* [PROBLEM DESCRIPTION] Make an exact copy of the data below, leaving out every picture.

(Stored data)
※
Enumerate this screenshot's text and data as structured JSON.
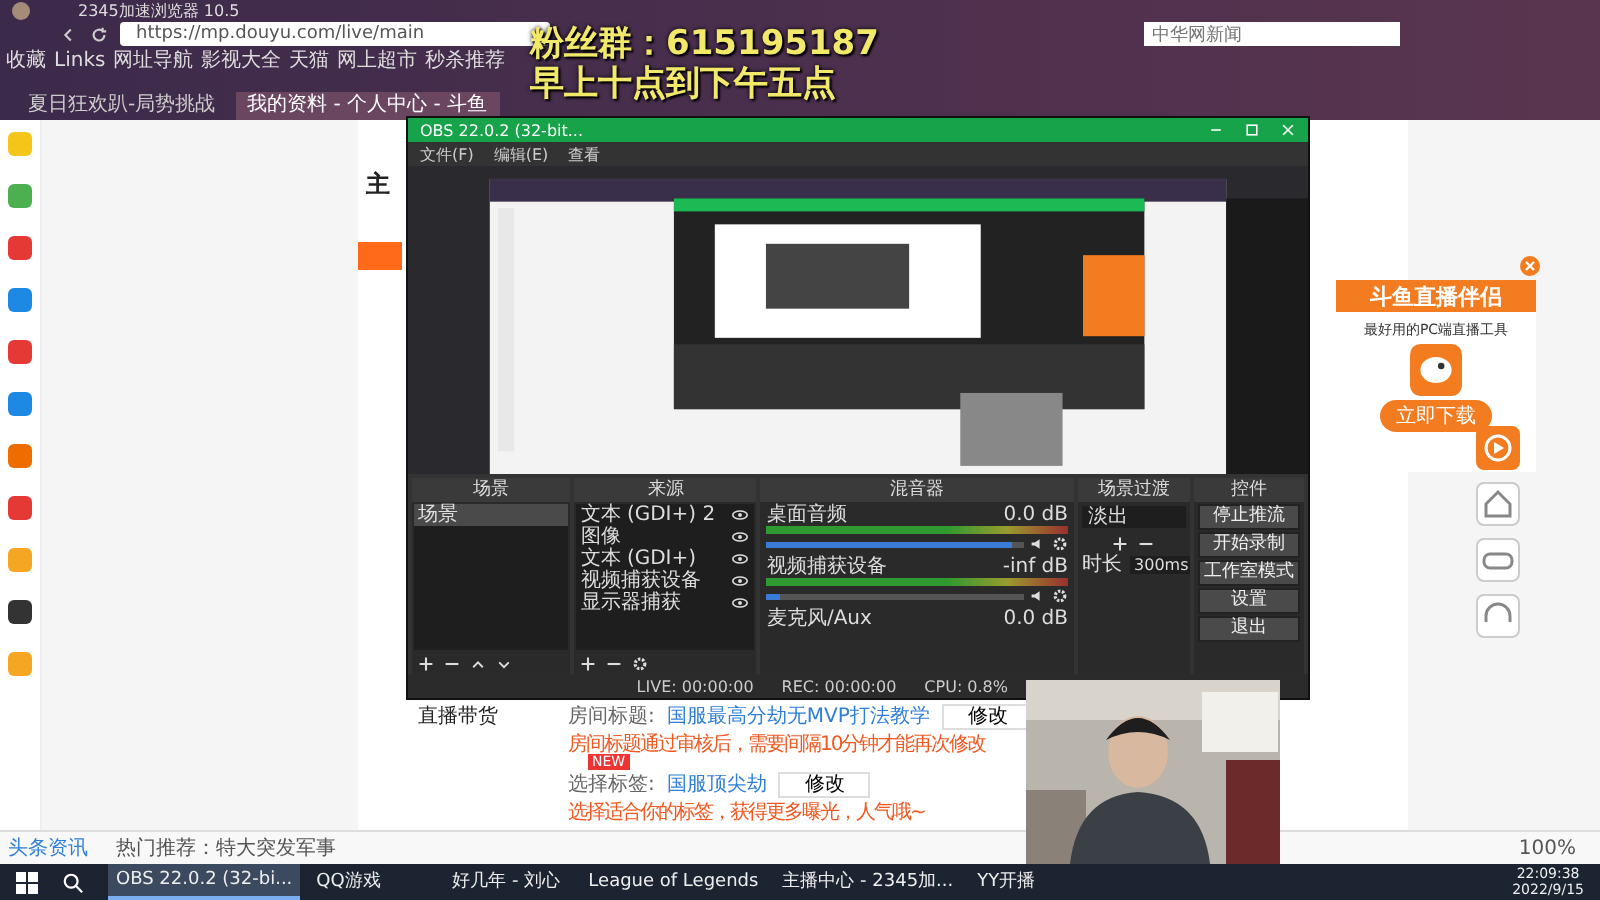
{
  "browser": {
    "title": "2345加速浏览器 10.5",
    "url": "https://mp.douyu.com/live/main",
    "search": {
      "placeholder": "中华网新闻"
    },
    "bookmarks": [
      "收藏",
      "Links",
      "网址导航",
      "影视大全",
      "天猫",
      "网上超市",
      "秒杀推荐"
    ],
    "tabs": [
      {
        "label": "夏日狂欢趴-局势挑战",
        "selected": false
      },
      {
        "label": "我的资料 - 个人中心 - 斗鱼",
        "selected": true
      }
    ],
    "app_icons": [
      {
        "color": "#f5c518"
      },
      {
        "color": "#4caf50"
      },
      {
        "color": "#e53935"
      },
      {
        "color": "#1e88e5"
      },
      {
        "color": "#e53935"
      },
      {
        "color": "#1e88e5"
      },
      {
        "color": "#ef6c00"
      },
      {
        "color": "#e53935"
      },
      {
        "color": "#f5a623"
      },
      {
        "color": "#333333"
      },
      {
        "color": "#f5a623"
      }
    ],
    "status_bar": {
      "news": "头条资讯",
      "hot": "热门推荐：特大突发军事",
      "zoom": "100%"
    }
  },
  "page": {
    "sidebar_heading": "主",
    "sidebar_item": "直播带货",
    "form": [
      {
        "label": "房间标题:",
        "value": "国服最高分劫无MVP打法教学",
        "button": "修改",
        "hint": "房间标题通过审核后，需要间隔10分钟才能再次修改"
      },
      {
        "label": "选择标签:",
        "badge": "NEW",
        "value": "国服顶尖劫",
        "button": "修改",
        "hint": "选择适合你的标签，获得更多曝光，人气哦~"
      }
    ],
    "ad": {
      "title": "斗鱼直播伴侣",
      "subtitle": "最好用的PC端直播工具",
      "button": "立即下载"
    }
  },
  "overlay": [
    "粉丝群：615195187",
    "早上十点到下午五点"
  ],
  "obs": {
    "title": "OBS 22.0.2 (32-bit...",
    "menu": [
      "文件(F)",
      "编辑(E)",
      "查看"
    ],
    "scenes": {
      "header": "场景",
      "items": [
        {
          "label": "场景",
          "selected": true
        }
      ]
    },
    "sources": {
      "header": "来源",
      "items": [
        "文本 (GDI+) 2",
        "图像",
        "文本 (GDI+)",
        "视频捕获设备",
        "显示器捕获"
      ]
    },
    "mixer": {
      "header": "混音器",
      "channels": [
        {
          "name": "桌面音频",
          "reading": "0.0 dB",
          "level": 0.95
        },
        {
          "name": "视频捕获设备",
          "reading": "-inf dB",
          "level": 0.05
        },
        {
          "name": "麦克风/Aux",
          "reading": "0.0 dB"
        }
      ]
    },
    "transitions": {
      "header": "场景过渡",
      "type": "淡出",
      "duration_label": "时长",
      "duration": "300ms"
    },
    "controls": {
      "header": "控件",
      "buttons": [
        "停止推流",
        "开始录制",
        "工作室模式",
        "设置",
        "退出"
      ]
    },
    "status": [
      "LIVE: 00:00:00",
      "REC: 00:00:00",
      "CPU: 0.8%"
    ]
  },
  "taskbar": {
    "items": [
      {
        "label": "OBS 22.0.2 (32-bi...",
        "selected": true
      },
      {
        "label": "QQ游戏",
        "selected": false
      },
      {
        "label": "好几年 - 刘心",
        "selected": false
      },
      {
        "label": "League of Legends",
        "selected": false
      },
      {
        "label": "主播中心 - 2345加...",
        "selected": false
      },
      {
        "label": "YY开播",
        "selected": false
      }
    ],
    "time": "22:09:38",
    "date": "2022/9/15"
  }
}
※
* [EXERCISE RESPONSE]
Enumerate this screenshot's text and data as structured JSON.
{
  "browser": {
    "title": "2345加速浏览器 10.5",
    "url": "https://mp.douyu.com/live/main",
    "search": {
      "placeholder": "中华网新闻"
    },
    "bookmarks": [
      "收藏",
      "Links",
      "网址导航",
      "影视大全",
      "天猫",
      "网上超市",
      "秒杀推荐"
    ],
    "tabs": [
      {
        "label": "夏日狂欢趴-局势挑战",
        "selected": false
      },
      {
        "label": "我的资料 - 个人中心 - 斗鱼",
        "selected": true
      }
    ],
    "app_icons": [
      {
        "color": "#f5c518"
      },
      {
        "color": "#4caf50"
      },
      {
        "color": "#e53935"
      },
      {
        "color": "#1e88e5"
      },
      {
        "color": "#e53935"
      },
      {
        "color": "#1e88e5"
      },
      {
        "color": "#ef6c00"
      },
      {
        "color": "#e53935"
      },
      {
        "color": "#f5a623"
      },
      {
        "color": "#333333"
      },
      {
        "color": "#f5a623"
      }
    ],
    "status_bar": {
      "news": "头条资讯",
      "hot": "热门推荐：特大突发军事",
      "zoom": "100%"
    }
  },
  "page": {
    "sidebar_heading": "主",
    "sidebar_item": "直播带货",
    "form": [
      {
        "label": "房间标题:",
        "value": "国服最高分劫无MVP打法教学",
        "button": "修改",
        "hint": "房间标题通过审核后，需要间隔10分钟才能再次修改"
      },
      {
        "label": "选择标签:",
        "badge": "NEW",
        "value": "国服顶尖劫",
        "button": "修改",
        "hint": "选择适合你的标签，获得更多曝光，人气哦~"
      }
    ],
    "ad": {
      "title": "斗鱼直播伴侣",
      "subtitle": "最好用的PC端直播工具",
      "button": "立即下载"
    }
  },
  "overlay": [
    "粉丝群：615195187",
    "早上十点到下午五点"
  ],
  "obs": {
    "title": "OBS 22.0.2 (32-bit...",
    "menu": [
      "文件(F)",
      "编辑(E)",
      "查看"
    ],
    "scenes": {
      "header": "场景",
      "items": [
        {
          "label": "场景",
          "selected": true
        }
      ]
    },
    "sources": {
      "header": "来源",
      "items": [
        "文本 (GDI+) 2",
        "图像",
        "文本 (GDI+)",
        "视频捕获设备",
        "显示器捕获"
      ]
    },
    "mixer": {
      "header": "混音器",
      "channels": [
        {
          "name": "桌面音频",
          "reading": "0.0 dB",
          "level": 0.95
        },
        {
          "name": "视频捕获设备",
          "reading": "-inf dB",
          "level": 0.05
        },
        {
          "name": "麦克风/Aux",
          "reading": "0.0 dB"
        }
      ]
    },
    "transitions": {
      "header": "场景过渡",
      "type": "淡出",
      "duration_label": "时长",
      "duration": "300ms"
    },
    "controls": {
      "header": "控件",
      "buttons": [
        "停止推流",
        "开始录制",
        "工作室模式",
        "设置",
        "退出"
      ]
    },
    "status": [
      "LIVE: 00:00:00",
      "REC: 00:00:00",
      "CPU: 0.8%"
    ]
  },
  "taskbar": {
    "items": [
      {
        "label": "OBS 22.0.2 (32-bi...",
        "selected": true
      },
      {
        "label": "QQ游戏",
        "selected": false
      },
      {
        "label": "好几年 - 刘心",
        "selected": false
      },
      {
        "label": "League of Legends",
        "selected": false
      },
      {
        "label": "主播中心 - 2345加...",
        "selected": false
      },
      {
        "label": "YY开播",
        "selected": false
      }
    ],
    "time": "22:09:38",
    "date": "2022/9/15"
  }
}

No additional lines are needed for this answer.